INSTRUCTION:
Retype, word for word, the line containing "Extract the structured" and every line after it to the end. Skip pictures.

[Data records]
"""
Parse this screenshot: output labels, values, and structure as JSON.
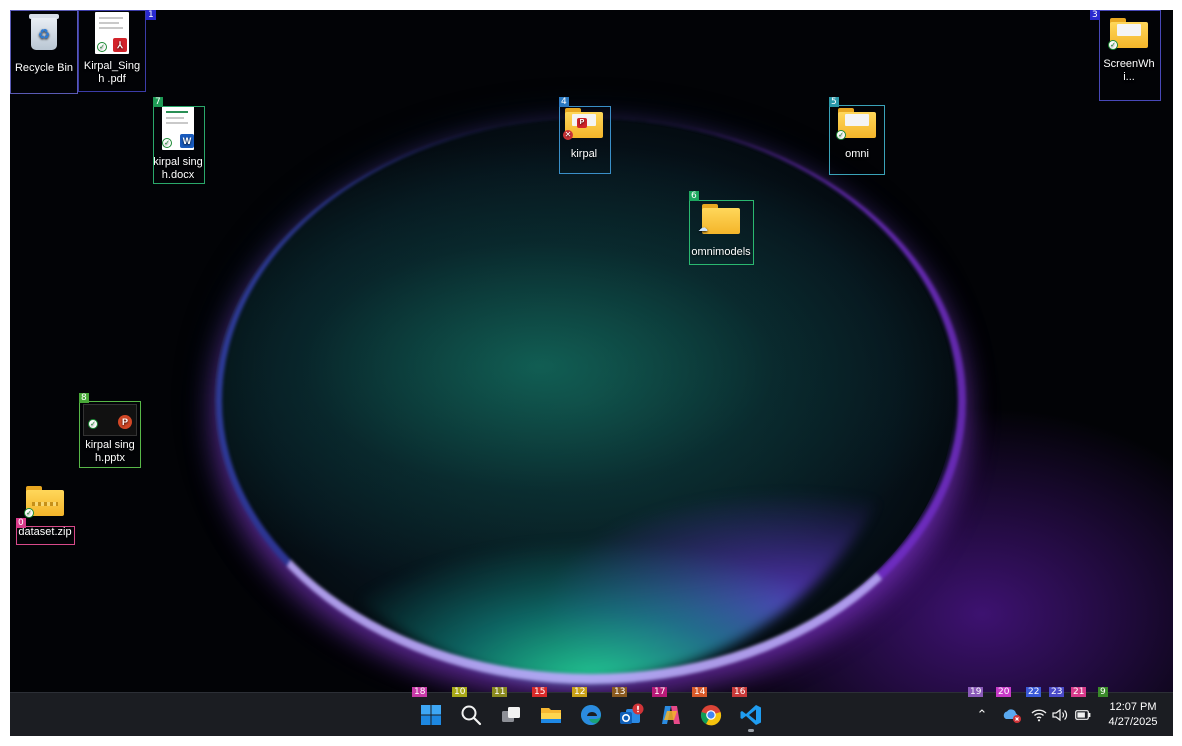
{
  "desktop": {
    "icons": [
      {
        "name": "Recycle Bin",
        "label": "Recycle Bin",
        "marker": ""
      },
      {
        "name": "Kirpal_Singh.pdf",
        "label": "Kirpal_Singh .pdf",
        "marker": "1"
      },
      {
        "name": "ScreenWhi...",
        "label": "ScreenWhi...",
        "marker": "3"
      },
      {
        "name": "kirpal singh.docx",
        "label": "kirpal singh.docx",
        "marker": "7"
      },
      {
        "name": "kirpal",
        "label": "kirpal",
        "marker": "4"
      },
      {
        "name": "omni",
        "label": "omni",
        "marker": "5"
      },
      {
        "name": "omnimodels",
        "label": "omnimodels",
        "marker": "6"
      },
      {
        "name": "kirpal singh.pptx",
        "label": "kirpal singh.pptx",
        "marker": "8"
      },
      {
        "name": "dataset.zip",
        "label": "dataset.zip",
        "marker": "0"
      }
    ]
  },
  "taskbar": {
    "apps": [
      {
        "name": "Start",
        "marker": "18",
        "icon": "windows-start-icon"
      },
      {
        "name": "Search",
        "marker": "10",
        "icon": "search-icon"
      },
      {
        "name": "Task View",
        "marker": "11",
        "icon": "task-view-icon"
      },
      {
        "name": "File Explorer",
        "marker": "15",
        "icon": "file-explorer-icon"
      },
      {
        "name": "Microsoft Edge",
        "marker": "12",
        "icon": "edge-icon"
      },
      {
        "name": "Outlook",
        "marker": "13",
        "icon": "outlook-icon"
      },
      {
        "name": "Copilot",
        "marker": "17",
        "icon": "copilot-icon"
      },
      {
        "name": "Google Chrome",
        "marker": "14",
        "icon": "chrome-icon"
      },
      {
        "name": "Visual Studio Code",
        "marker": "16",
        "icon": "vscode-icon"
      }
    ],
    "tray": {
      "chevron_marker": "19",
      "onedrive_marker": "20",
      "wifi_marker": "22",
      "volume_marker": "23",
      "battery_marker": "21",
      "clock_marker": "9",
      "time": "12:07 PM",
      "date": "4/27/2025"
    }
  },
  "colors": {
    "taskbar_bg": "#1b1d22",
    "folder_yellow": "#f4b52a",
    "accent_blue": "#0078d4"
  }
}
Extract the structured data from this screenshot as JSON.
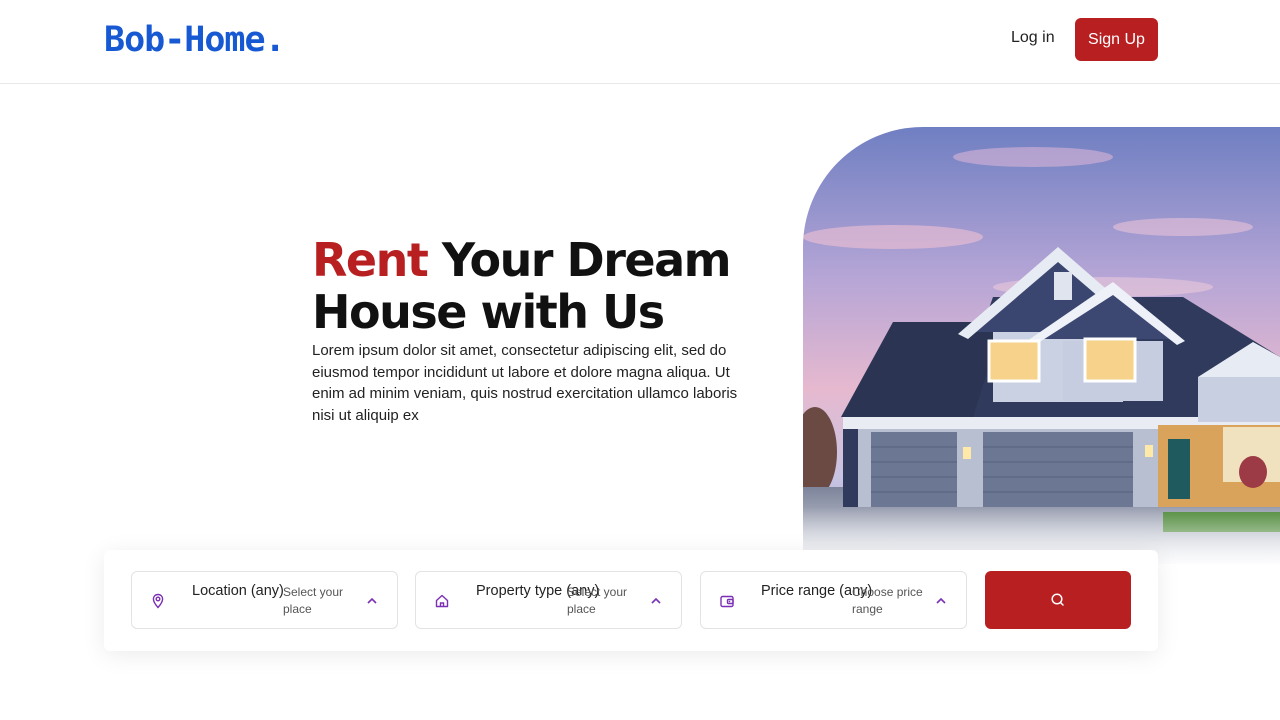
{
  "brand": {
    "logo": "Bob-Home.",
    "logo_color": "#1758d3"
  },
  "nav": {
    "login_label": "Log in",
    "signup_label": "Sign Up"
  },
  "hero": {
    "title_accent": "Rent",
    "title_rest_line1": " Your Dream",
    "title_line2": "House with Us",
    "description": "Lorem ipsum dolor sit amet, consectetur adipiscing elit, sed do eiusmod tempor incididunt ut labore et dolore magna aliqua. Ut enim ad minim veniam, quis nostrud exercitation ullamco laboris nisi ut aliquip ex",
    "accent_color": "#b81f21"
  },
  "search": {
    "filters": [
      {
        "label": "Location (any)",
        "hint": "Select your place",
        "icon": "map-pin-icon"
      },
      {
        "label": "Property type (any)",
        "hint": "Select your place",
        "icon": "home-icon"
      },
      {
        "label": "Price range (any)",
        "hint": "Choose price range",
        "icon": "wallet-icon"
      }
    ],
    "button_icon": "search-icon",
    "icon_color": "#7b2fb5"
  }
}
"""
WRITTEN ANSWER:
Extract the structured data from this screenshot as JSON.
{
  "brand": {
    "logo": "Bob-Home.",
    "logo_color": "#1758d3"
  },
  "nav": {
    "login_label": "Log in",
    "signup_label": "Sign Up"
  },
  "hero": {
    "title_accent": "Rent",
    "title_rest_line1": " Your Dream",
    "title_line2": "House with Us",
    "description": "Lorem ipsum dolor sit amet, consectetur adipiscing elit, sed do eiusmod tempor incididunt ut labore et dolore magna aliqua. Ut enim ad minim veniam, quis nostrud exercitation ullamco laboris nisi ut aliquip ex",
    "accent_color": "#b81f21"
  },
  "search": {
    "filters": [
      {
        "label": "Location (any)",
        "hint": "Select your place",
        "icon": "map-pin-icon"
      },
      {
        "label": "Property type (any)",
        "hint": "Select your place",
        "icon": "home-icon"
      },
      {
        "label": "Price range (any)",
        "hint": "Choose price range",
        "icon": "wallet-icon"
      }
    ],
    "button_icon": "search-icon",
    "icon_color": "#7b2fb5"
  }
}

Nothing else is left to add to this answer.